### Exercise requirements
Return the entries in full, exactly as written.

### Records from a data source

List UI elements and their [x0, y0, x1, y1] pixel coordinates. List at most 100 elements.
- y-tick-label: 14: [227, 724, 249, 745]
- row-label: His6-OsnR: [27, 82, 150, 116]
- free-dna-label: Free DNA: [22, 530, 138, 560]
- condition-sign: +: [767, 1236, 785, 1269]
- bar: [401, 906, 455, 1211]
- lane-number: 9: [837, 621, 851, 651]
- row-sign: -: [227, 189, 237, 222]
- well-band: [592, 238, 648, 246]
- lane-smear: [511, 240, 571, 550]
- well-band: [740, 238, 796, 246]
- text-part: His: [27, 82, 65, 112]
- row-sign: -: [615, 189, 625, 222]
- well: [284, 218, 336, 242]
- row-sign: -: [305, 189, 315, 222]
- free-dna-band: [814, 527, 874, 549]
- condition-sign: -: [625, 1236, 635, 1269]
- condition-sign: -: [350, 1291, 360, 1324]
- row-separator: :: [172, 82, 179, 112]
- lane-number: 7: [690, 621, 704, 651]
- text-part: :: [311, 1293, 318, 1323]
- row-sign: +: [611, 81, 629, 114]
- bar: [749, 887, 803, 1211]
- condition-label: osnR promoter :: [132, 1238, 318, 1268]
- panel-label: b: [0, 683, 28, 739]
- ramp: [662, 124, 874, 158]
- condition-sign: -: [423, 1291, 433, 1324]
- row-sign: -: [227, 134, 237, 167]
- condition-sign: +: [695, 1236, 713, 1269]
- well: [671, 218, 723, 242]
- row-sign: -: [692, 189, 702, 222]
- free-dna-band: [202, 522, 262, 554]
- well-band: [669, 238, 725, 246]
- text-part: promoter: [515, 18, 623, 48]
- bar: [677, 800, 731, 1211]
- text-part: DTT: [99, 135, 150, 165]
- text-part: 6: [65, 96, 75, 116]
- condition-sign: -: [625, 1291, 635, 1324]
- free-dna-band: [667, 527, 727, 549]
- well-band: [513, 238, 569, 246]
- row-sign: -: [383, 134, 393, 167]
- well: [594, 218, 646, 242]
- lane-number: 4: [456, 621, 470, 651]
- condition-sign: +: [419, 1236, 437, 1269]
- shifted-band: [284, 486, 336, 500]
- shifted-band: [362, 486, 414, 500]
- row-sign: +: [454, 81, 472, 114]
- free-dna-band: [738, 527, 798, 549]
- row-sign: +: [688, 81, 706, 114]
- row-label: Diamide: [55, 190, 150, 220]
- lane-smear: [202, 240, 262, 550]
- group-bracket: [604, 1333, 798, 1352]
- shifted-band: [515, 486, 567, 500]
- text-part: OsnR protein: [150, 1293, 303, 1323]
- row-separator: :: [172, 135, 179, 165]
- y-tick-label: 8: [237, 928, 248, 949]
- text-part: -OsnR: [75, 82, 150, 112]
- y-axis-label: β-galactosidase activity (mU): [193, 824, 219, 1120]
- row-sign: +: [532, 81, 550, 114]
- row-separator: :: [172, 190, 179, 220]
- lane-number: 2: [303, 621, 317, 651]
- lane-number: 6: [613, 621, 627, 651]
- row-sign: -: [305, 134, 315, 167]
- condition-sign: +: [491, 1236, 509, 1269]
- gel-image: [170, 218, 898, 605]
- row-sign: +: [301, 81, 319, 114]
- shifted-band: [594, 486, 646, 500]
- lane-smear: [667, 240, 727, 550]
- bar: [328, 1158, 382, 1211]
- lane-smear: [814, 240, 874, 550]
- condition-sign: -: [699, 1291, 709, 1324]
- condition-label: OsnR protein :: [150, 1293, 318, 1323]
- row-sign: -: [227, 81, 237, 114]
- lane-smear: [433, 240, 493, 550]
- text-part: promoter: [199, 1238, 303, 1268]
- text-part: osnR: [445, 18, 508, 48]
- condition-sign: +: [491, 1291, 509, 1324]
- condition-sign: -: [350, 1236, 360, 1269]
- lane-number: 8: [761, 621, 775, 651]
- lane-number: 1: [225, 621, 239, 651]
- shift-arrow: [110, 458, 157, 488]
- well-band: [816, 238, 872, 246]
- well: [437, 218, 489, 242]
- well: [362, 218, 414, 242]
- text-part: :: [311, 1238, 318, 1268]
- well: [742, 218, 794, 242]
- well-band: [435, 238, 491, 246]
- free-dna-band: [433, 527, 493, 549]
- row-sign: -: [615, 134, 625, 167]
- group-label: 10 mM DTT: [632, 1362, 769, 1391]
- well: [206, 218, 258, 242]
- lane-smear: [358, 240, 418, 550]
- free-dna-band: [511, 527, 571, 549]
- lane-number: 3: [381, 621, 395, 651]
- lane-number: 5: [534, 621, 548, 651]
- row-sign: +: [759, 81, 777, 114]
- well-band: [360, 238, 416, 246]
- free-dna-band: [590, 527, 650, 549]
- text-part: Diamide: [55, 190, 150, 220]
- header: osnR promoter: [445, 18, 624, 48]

### Response to this task
List UI elements and their [x0, y0, x1, y1] pixel coordinates. List at most 100 elements.
- y-tick-label: 14: [227, 724, 249, 745]
- row-label: His6-OsnR: [27, 82, 150, 116]
- free-dna-label: Free DNA: [22, 530, 138, 560]
- condition-sign: +: [767, 1236, 785, 1269]
- bar: [401, 906, 455, 1211]
- lane-number: 9: [837, 621, 851, 651]
- row-sign: -: [227, 189, 237, 222]
- well-band: [592, 238, 648, 246]
- lane-smear: [511, 240, 571, 550]
- well-band: [740, 238, 796, 246]
- text-part: His: [27, 82, 65, 112]
- row-sign: -: [615, 189, 625, 222]
- well: [284, 218, 336, 242]
- row-sign: -: [305, 189, 315, 222]
- free-dna-band: [814, 527, 874, 549]
- condition-sign: -: [625, 1236, 635, 1269]
- condition-sign: -: [350, 1291, 360, 1324]
- row-separator: :: [172, 82, 179, 112]
- lane-number: 7: [690, 621, 704, 651]
- text-part: :: [311, 1293, 318, 1323]
- row-sign: +: [611, 81, 629, 114]
- bar: [749, 887, 803, 1211]
- condition-label: osnR promoter :: [132, 1238, 318, 1268]
- panel-label: b: [0, 683, 28, 739]
- ramp: [662, 124, 874, 158]
- condition-sign: -: [423, 1291, 433, 1324]
- row-sign: -: [227, 134, 237, 167]
- condition-sign: +: [695, 1236, 713, 1269]
- well: [671, 218, 723, 242]
- row-sign: -: [692, 189, 702, 222]
- free-dna-band: [202, 522, 262, 554]
- well-band: [669, 238, 725, 246]
- text-part: promoter: [515, 18, 623, 48]
- bar: [677, 800, 731, 1211]
- text-part: DTT: [99, 135, 150, 165]
- text-part: 6: [65, 96, 75, 116]
- condition-sign: -: [625, 1291, 635, 1324]
- free-dna-band: [667, 527, 727, 549]
- well-band: [513, 238, 569, 246]
- row-sign: -: [383, 134, 393, 167]
- well: [594, 218, 646, 242]
- lane-number: 4: [456, 621, 470, 651]
- condition-sign: +: [419, 1236, 437, 1269]
- shifted-band: [284, 486, 336, 500]
- shifted-band: [362, 486, 414, 500]
- row-sign: +: [454, 81, 472, 114]
- free-dna-band: [738, 527, 798, 549]
- row-sign: +: [688, 81, 706, 114]
- row-label: Diamide: [55, 190, 150, 220]
- lane-smear: [202, 240, 262, 550]
- group-bracket: [604, 1333, 798, 1352]
- shifted-band: [515, 486, 567, 500]
- text-part: OsnR protein: [150, 1293, 303, 1323]
- row-separator: :: [172, 135, 179, 165]
- y-tick-label: 8: [237, 928, 248, 949]
- text-part: -OsnR: [75, 82, 150, 112]
- y-axis-label: β-galactosidase activity (mU): [193, 824, 219, 1120]
- row-sign: +: [532, 81, 550, 114]
- row-separator: :: [172, 190, 179, 220]
- lane-number: 2: [303, 621, 317, 651]
- lane-number: 6: [613, 621, 627, 651]
- row-sign: -: [305, 134, 315, 167]
- condition-sign: +: [491, 1236, 509, 1269]
- gel-image: [170, 218, 898, 605]
- row-sign: +: [301, 81, 319, 114]
- shifted-band: [594, 486, 646, 500]
- lane-smear: [667, 240, 727, 550]
- bar: [328, 1158, 382, 1211]
- lane-smear: [814, 240, 874, 550]
- condition-sign: -: [699, 1291, 709, 1324]
- condition-label: OsnR protein :: [150, 1293, 318, 1323]
- row-sign: -: [227, 81, 237, 114]
- lane-smear: [433, 240, 493, 550]
- text-part: promoter: [199, 1238, 303, 1268]
- text-part: osnR: [445, 18, 508, 48]
- condition-sign: +: [491, 1291, 509, 1324]
- condition-sign: -: [350, 1236, 360, 1269]
- lane-number: 8: [761, 621, 775, 651]
- lane-number: 1: [225, 621, 239, 651]
- shift-arrow: [110, 458, 157, 488]
- well-band: [816, 238, 872, 246]
- well: [437, 218, 489, 242]
- well: [362, 218, 414, 242]
- text-part: :: [311, 1238, 318, 1268]
- well: [742, 218, 794, 242]
- well-band: [435, 238, 491, 246]
- free-dna-band: [433, 527, 493, 549]
- row-sign: -: [615, 134, 625, 167]
- group-label: 10 mM DTT: [632, 1362, 769, 1391]
- well: [206, 218, 258, 242]
- lane-smear: [358, 240, 418, 550]
- free-dna-band: [511, 527, 571, 549]
- lane-number: 3: [381, 621, 395, 651]
- lane-number: 5: [534, 621, 548, 651]
- row-sign: +: [759, 81, 777, 114]
- well-band: [360, 238, 416, 246]
- free-dna-band: [590, 527, 650, 549]
- text-part: Diamide: [55, 190, 150, 220]
- header: osnR promoter: [445, 18, 624, 48]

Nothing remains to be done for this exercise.